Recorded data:
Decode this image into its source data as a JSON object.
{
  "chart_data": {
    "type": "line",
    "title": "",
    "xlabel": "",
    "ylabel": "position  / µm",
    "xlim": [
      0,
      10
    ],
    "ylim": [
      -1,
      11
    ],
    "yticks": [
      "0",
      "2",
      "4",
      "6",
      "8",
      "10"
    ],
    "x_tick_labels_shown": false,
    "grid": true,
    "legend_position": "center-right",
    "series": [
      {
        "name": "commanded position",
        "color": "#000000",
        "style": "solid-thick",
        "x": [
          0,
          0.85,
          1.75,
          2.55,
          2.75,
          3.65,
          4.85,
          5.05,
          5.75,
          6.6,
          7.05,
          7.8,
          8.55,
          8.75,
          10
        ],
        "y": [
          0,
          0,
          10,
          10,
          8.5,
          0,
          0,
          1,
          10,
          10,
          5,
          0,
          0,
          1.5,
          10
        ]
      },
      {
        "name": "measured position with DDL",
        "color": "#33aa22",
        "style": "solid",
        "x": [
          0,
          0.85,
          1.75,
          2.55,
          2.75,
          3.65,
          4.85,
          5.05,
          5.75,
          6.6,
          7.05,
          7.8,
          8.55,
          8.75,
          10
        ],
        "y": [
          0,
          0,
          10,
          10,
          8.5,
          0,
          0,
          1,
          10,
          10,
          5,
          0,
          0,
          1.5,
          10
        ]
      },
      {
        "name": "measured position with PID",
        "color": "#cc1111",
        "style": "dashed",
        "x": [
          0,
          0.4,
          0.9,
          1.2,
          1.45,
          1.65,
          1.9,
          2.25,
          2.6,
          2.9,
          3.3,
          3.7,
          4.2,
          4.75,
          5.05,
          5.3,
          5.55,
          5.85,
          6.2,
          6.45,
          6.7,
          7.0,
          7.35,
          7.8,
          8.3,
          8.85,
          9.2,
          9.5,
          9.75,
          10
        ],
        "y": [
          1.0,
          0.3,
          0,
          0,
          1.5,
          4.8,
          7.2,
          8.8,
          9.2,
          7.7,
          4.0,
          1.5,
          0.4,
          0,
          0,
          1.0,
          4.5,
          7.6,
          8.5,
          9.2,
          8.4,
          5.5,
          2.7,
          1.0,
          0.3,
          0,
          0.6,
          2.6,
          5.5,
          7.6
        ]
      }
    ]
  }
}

**Given instruction**
In the entries above, identify every line with the word "name". Copy those lines.

**Final answer**
        "name": "commanded position",
        "name": "measured position with DDL",
        "name": "measured position with PID",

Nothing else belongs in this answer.